%%

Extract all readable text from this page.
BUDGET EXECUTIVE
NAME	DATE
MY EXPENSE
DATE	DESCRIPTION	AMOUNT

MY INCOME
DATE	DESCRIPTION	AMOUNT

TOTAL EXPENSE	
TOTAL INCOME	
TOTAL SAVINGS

%%
%%

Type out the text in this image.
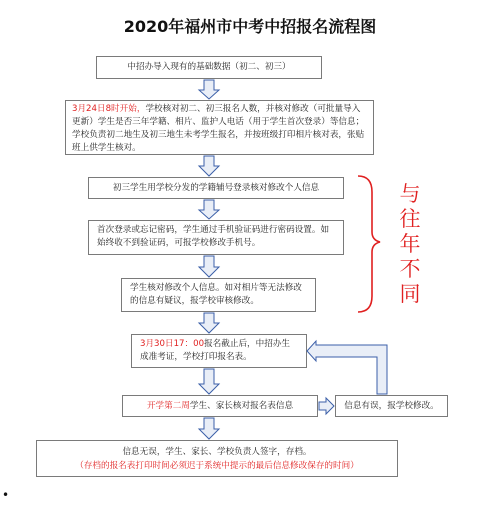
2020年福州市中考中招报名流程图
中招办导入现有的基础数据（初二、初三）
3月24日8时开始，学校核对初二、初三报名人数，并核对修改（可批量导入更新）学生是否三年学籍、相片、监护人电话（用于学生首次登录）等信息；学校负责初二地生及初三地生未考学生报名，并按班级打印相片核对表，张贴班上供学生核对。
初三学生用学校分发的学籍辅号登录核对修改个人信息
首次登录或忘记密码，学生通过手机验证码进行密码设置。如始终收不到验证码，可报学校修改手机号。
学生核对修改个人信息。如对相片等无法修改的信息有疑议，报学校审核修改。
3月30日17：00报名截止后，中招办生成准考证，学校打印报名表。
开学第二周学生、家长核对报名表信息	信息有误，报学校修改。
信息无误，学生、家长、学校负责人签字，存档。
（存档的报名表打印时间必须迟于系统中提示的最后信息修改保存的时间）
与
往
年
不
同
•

%%
%%

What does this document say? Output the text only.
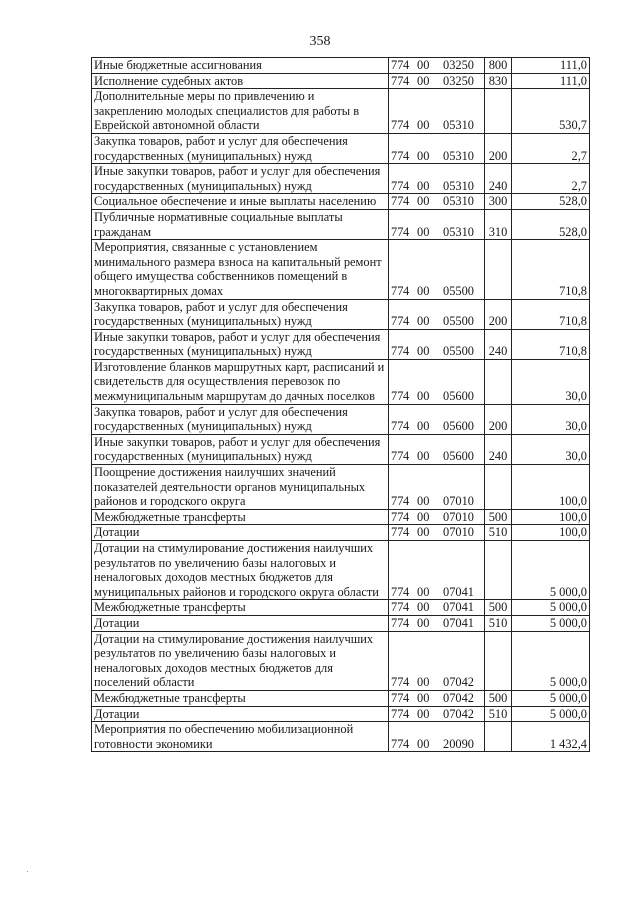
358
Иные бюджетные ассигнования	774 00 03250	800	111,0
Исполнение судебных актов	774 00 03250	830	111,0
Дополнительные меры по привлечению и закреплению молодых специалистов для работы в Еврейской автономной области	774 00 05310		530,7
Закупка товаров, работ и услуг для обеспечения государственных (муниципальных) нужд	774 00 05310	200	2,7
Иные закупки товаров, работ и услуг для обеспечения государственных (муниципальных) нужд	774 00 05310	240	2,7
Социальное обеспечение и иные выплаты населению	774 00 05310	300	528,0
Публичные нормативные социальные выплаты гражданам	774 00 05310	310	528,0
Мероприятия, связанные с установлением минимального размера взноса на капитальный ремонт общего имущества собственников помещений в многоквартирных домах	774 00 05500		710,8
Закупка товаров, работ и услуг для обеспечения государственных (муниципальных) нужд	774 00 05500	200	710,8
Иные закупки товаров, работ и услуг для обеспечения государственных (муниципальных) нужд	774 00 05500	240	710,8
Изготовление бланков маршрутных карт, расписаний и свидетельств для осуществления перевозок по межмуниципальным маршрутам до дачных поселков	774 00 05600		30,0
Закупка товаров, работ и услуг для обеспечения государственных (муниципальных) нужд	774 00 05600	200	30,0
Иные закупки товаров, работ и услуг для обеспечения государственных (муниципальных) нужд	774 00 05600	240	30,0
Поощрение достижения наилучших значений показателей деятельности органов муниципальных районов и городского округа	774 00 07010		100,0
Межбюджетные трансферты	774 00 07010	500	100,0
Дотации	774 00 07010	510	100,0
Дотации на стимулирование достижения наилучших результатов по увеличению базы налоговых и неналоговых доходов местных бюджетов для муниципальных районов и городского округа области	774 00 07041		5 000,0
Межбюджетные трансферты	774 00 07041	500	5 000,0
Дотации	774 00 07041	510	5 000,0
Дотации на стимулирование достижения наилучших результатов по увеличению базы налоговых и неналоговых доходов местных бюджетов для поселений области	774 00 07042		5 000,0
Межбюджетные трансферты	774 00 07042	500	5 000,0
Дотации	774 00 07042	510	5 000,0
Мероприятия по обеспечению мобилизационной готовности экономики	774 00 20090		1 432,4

%%

→ **OBJECTIVE**:
Show the lines from the data above that contain the string "Дотации".

→ **OUTPUT**:
Дотации	774 00 07010	510	100,0
Дотации на стимулирование достижения наилучших результатов по увеличению базы налоговых и неналоговых доходов местных бюджетов для муниципальных районов и городского округа области	774 00 07041		5 000,0
Дотации	774 00 07041	510	5 000,0
Дотации на стимулирование достижения наилучших результатов по увеличению базы налоговых и неналоговых доходов местных бюджетов для поселений области	774 00 07042		5 000,0
Дотации	774 00 07042	510	5 000,0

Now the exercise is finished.